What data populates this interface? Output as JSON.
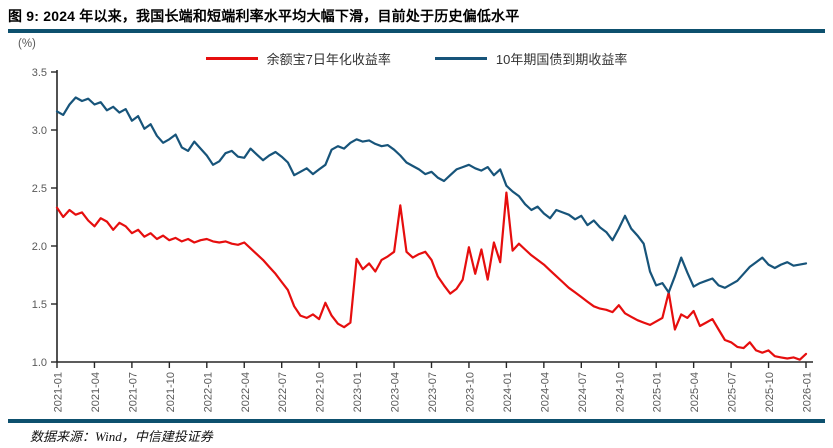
{
  "header": {
    "title": "图 9: 2024 年以来，我国长端和短端利率水平均大幅下滑，目前处于历史偏低水平"
  },
  "footer": {
    "source": "数据来源：Wind，中信建投证券"
  },
  "colors": {
    "accent_bar": "#0D506E",
    "axis": "#262626",
    "tick_text": "#595959",
    "red_series": "#E60E0E",
    "blue_series": "#17547A"
  },
  "chart_data": {
    "type": "line",
    "title": "",
    "unit_label": "(%)",
    "xlabel": "",
    "ylabel": "(%)",
    "ylim": [
      1.0,
      3.5
    ],
    "yticks": [
      1.0,
      1.5,
      2.0,
      2.5,
      3.0,
      3.5
    ],
    "grid": false,
    "legend_position": "top-center",
    "x_start": "2021-01",
    "x_step_months": 0.5,
    "xtick_labels": [
      "2021-01",
      "2021-04",
      "2021-07",
      "2021-10",
      "2022-01",
      "2022-04",
      "2022-07",
      "2022-10",
      "2023-01",
      "2023-04",
      "2023-07",
      "2023-10",
      "2024-01",
      "2024-04",
      "2024-07",
      "2024-10",
      "2025-01",
      "2025-04",
      "2025-07",
      "2025-10",
      "2026-01"
    ],
    "series": [
      {
        "name": "余额宝7日年化收益率",
        "color": "#E60E0E",
        "values": [
          2.33,
          2.25,
          2.31,
          2.27,
          2.29,
          2.22,
          2.17,
          2.24,
          2.21,
          2.14,
          2.2,
          2.17,
          2.11,
          2.14,
          2.08,
          2.11,
          2.06,
          2.09,
          2.05,
          2.07,
          2.04,
          2.06,
          2.03,
          2.05,
          2.06,
          2.04,
          2.03,
          2.04,
          2.02,
          2.01,
          2.03,
          1.98,
          1.93,
          1.88,
          1.82,
          1.76,
          1.69,
          1.62,
          1.48,
          1.4,
          1.38,
          1.41,
          1.37,
          1.51,
          1.4,
          1.33,
          1.3,
          1.34,
          1.89,
          1.8,
          1.85,
          1.78,
          1.88,
          1.91,
          1.95,
          2.35,
          1.95,
          1.9,
          1.93,
          1.95,
          1.88,
          1.74,
          1.66,
          1.59,
          1.63,
          1.71,
          1.99,
          1.76,
          1.97,
          1.71,
          2.03,
          1.86,
          2.46,
          1.96,
          2.02,
          1.97,
          1.92,
          1.88,
          1.84,
          1.79,
          1.74,
          1.69,
          1.64,
          1.6,
          1.56,
          1.52,
          1.48,
          1.46,
          1.45,
          1.43,
          1.49,
          1.42,
          1.39,
          1.36,
          1.34,
          1.32,
          1.35,
          1.38,
          1.6,
          1.28,
          1.41,
          1.38,
          1.44,
          1.31,
          1.34,
          1.37,
          1.28,
          1.19,
          1.17,
          1.13,
          1.12,
          1.17,
          1.1,
          1.08,
          1.1,
          1.05,
          1.04,
          1.03,
          1.04,
          1.02,
          1.07
        ]
      },
      {
        "name": "10年期国债到期收益率",
        "color": "#17547A",
        "values": [
          3.16,
          3.13,
          3.22,
          3.28,
          3.25,
          3.27,
          3.22,
          3.24,
          3.17,
          3.2,
          3.15,
          3.18,
          3.08,
          3.12,
          3.01,
          3.05,
          2.95,
          2.89,
          2.92,
          2.96,
          2.85,
          2.82,
          2.9,
          2.84,
          2.78,
          2.7,
          2.73,
          2.8,
          2.82,
          2.77,
          2.76,
          2.84,
          2.79,
          2.74,
          2.78,
          2.81,
          2.77,
          2.72,
          2.61,
          2.64,
          2.67,
          2.62,
          2.66,
          2.7,
          2.83,
          2.86,
          2.84,
          2.89,
          2.92,
          2.9,
          2.91,
          2.88,
          2.86,
          2.87,
          2.83,
          2.78,
          2.72,
          2.69,
          2.66,
          2.62,
          2.64,
          2.59,
          2.56,
          2.61,
          2.66,
          2.68,
          2.7,
          2.67,
          2.65,
          2.68,
          2.61,
          2.66,
          2.52,
          2.47,
          2.43,
          2.36,
          2.31,
          2.34,
          2.28,
          2.24,
          2.31,
          2.29,
          2.27,
          2.23,
          2.26,
          2.18,
          2.22,
          2.16,
          2.12,
          2.05,
          2.15,
          2.26,
          2.15,
          2.09,
          2.02,
          1.78,
          1.66,
          1.68,
          1.6,
          1.74,
          1.9,
          1.77,
          1.65,
          1.68,
          1.7,
          1.72,
          1.66,
          1.64,
          1.67,
          1.7,
          1.76,
          1.82,
          1.86,
          1.9,
          1.84,
          1.81,
          1.84,
          1.86,
          1.83,
          1.84,
          1.85
        ]
      }
    ]
  }
}
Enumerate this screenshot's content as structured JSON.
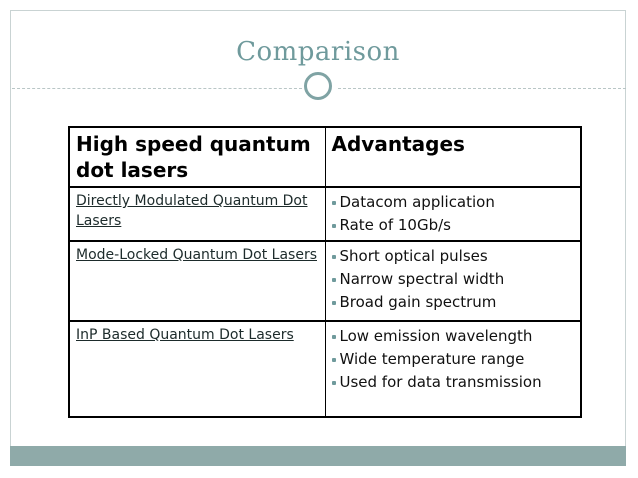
{
  "slide": {
    "title": "Comparison"
  },
  "table": {
    "headers": [
      "High speed quantum dot lasers",
      "Advantages"
    ],
    "rows": [
      {
        "name": "Directly Modulated Quantum Dot Lasers",
        "advantages": [
          "Datacom application",
          "Rate of 10Gb/s"
        ]
      },
      {
        "name": "Mode-Locked Quantum Dot Lasers",
        "advantages": [
          "Short optical pulses",
          "Narrow spectral width",
          "Broad gain spectrum"
        ]
      },
      {
        "name": "InP Based Quantum Dot Lasers",
        "advantages": [
          "Low emission wavelength",
          "Wide temperature range",
          "Used for data transmission"
        ]
      }
    ]
  },
  "colors": {
    "title": "#6f9a9c",
    "accent_bar": "#8faaa9",
    "ring": "#7fa3a4"
  }
}
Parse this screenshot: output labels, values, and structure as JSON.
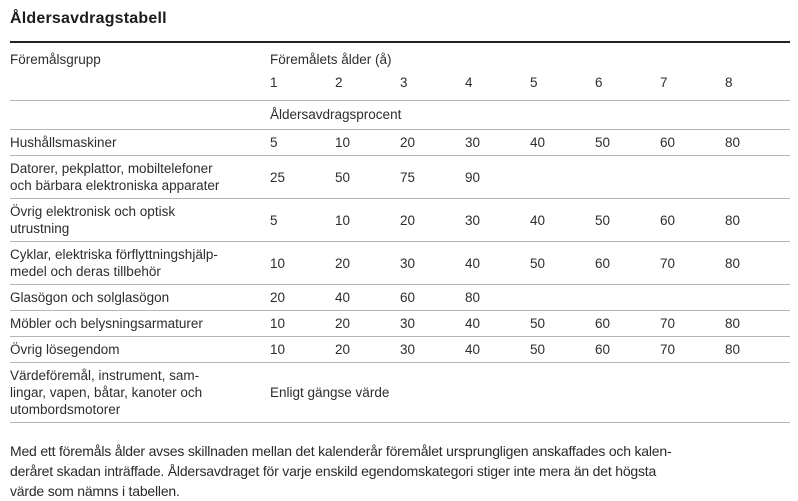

○ ○ ○ ○

EXERCISE PROMPT => Go back to the records above and write them out exactly, without the pictures.

TASK RESULT =>
What data populates this interface? Output as JSON.
{
  "header": {
    "title": "图 9: 2024 年以来，我国长端和短端利率水平均大幅下滑，目前处于历史偏低水平"
  },
  "footer": {
    "source": "数据来源：Wind，中信建投证券"
  },
  "colors": {
    "accent_bar": "#0D506E",
    "axis": "#262626",
    "tick_text": "#595959",
    "red_series": "#E60E0E",
    "blue_series": "#17547A"
  },
  "chart_data": {
    "type": "line",
    "title": "",
    "unit_label": "(%)",
    "xlabel": "",
    "ylabel": "(%)",
    "ylim": [
      1.0,
      3.5
    ],
    "yticks": [
      1.0,
      1.5,
      2.0,
      2.5,
      3.0,
      3.5
    ],
    "grid": false,
    "legend_position": "top-center",
    "x_start": "2021-01",
    "x_step_months": 0.5,
    "xtick_labels": [
      "2021-01",
      "2021-04",
      "2021-07",
      "2021-10",
      "2022-01",
      "2022-04",
      "2022-07",
      "2022-10",
      "2023-01",
      "2023-04",
      "2023-07",
      "2023-10",
      "2024-01",
      "2024-04",
      "2024-07",
      "2024-10",
      "2025-01",
      "2025-04",
      "2025-07",
      "2025-10",
      "2026-01"
    ],
    "series": [
      {
        "name": "余额宝7日年化收益率",
        "color": "#E60E0E",
        "values": [
          2.33,
          2.25,
          2.31,
          2.27,
          2.29,
          2.22,
          2.17,
          2.24,
          2.21,
          2.14,
          2.2,
          2.17,
          2.11,
          2.14,
          2.08,
          2.11,
          2.06,
          2.09,
          2.05,
          2.07,
          2.04,
          2.06,
          2.03,
          2.05,
          2.06,
          2.04,
          2.03,
          2.04,
          2.02,
          2.01,
          2.03,
          1.98,
          1.93,
          1.88,
          1.82,
          1.76,
          1.69,
          1.62,
          1.48,
          1.4,
          1.38,
          1.41,
          1.37,
          1.51,
          1.4,
          1.33,
          1.3,
          1.34,
          1.89,
          1.8,
          1.85,
          1.78,
          1.88,
          1.91,
          1.95,
          2.35,
          1.95,
          1.9,
          1.93,
          1.95,
          1.88,
          1.74,
          1.66,
          1.59,
          1.63,
          1.71,
          1.99,
          1.76,
          1.97,
          1.71,
          2.03,
          1.86,
          2.46,
          1.96,
          2.02,
          1.97,
          1.92,
          1.88,
          1.84,
          1.79,
          1.74,
          1.69,
          1.64,
          1.6,
          1.56,
          1.52,
          1.48,
          1.46,
          1.45,
          1.43,
          1.49,
          1.42,
          1.39,
          1.36,
          1.34,
          1.32,
          1.35,
          1.38,
          1.6,
          1.28,
          1.41,
          1.38,
          1.44,
          1.31,
          1.34,
          1.37,
          1.28,
          1.19,
          1.17,
          1.13,
          1.12,
          1.17,
          1.1,
          1.08,
          1.1,
          1.05,
          1.04,
          1.03,
          1.04,
          1.02,
          1.07
        ]
      },
      {
        "name": "10年期国债到期收益率",
        "color": "#17547A",
        "values": [
          3.16,
          3.13,
          3.22,
          3.28,
          3.25,
          3.27,
          3.22,
          3.24,
          3.17,
          3.2,
          3.15,
          3.18,
          3.08,
          3.12,
          3.01,
          3.05,
          2.95,
          2.89,
          2.92,
          2.96,
          2.85,
          2.82,
          2.9,
          2.84,
          2.78,
          2.7,
          2.73,
          2.8,
          2.82,
          2.77,
          2.76,
          2.84,
          2.79,
          2.74,
          2.78,
          2.81,
          2.77,
          2.72,
          2.61,
          2.64,
          2.67,
          2.62,
          2.66,
          2.7,
          2.83,
          2.86,
          2.84,
          2.89,
          2.92,
          2.9,
          2.91,
          2.88,
          2.86,
          2.87,
          2.83,
          2.78,
          2.72,
          2.69,
          2.66,
          2.62,
          2.64,
          2.59,
          2.56,
          2.61,
          2.66,
          2.68,
          2.7,
          2.67,
          2.65,
          2.68,
          2.61,
          2.66,
          2.52,
          2.47,
          2.43,
          2.36,
          2.31,
          2.34,
          2.28,
          2.24,
          2.31,
          2.29,
          2.27,
          2.23,
          2.26,
          2.18,
          2.22,
          2.16,
          2.12,
          2.05,
          2.15,
          2.26,
          2.15,
          2.09,
          2.02,
          1.78,
          1.66,
          1.68,
          1.6,
          1.74,
          1.9,
          1.77,
          1.65,
          1.68,
          1.7,
          1.72,
          1.66,
          1.64,
          1.67,
          1.7,
          1.76,
          1.82,
          1.86,
          1.9,
          1.84,
          1.81,
          1.84,
          1.86,
          1.83,
          1.84,
          1.85
        ]
      }
    ]
  }
}
Enumerate this screenshot's content as structured JSON.
{
  "slide": {
    "title": "Comparison"
  },
  "table": {
    "headers": [
      "High speed quantum dot lasers",
      "Advantages"
    ],
    "rows": [
      {
        "name": "Directly Modulated Quantum Dot Lasers",
        "advantages": [
          "Datacom application",
          "Rate of 10Gb/s"
        ]
      },
      {
        "name": "Mode-Locked Quantum Dot Lasers",
        "advantages": [
          "Short optical pulses",
          "Narrow spectral width",
          "Broad gain spectrum"
        ]
      },
      {
        "name": "InP Based Quantum Dot Lasers",
        "advantages": [
          "Low emission wavelength",
          "Wide temperature range",
          "Used for data transmission"
        ]
      }
    ]
  },
  "colors": {
    "title": "#6f9a9c",
    "accent_bar": "#8faaa9",
    "ring": "#7fa3a4"
  }
}
Parse this screenshot: output labels, values, and structure as JSON.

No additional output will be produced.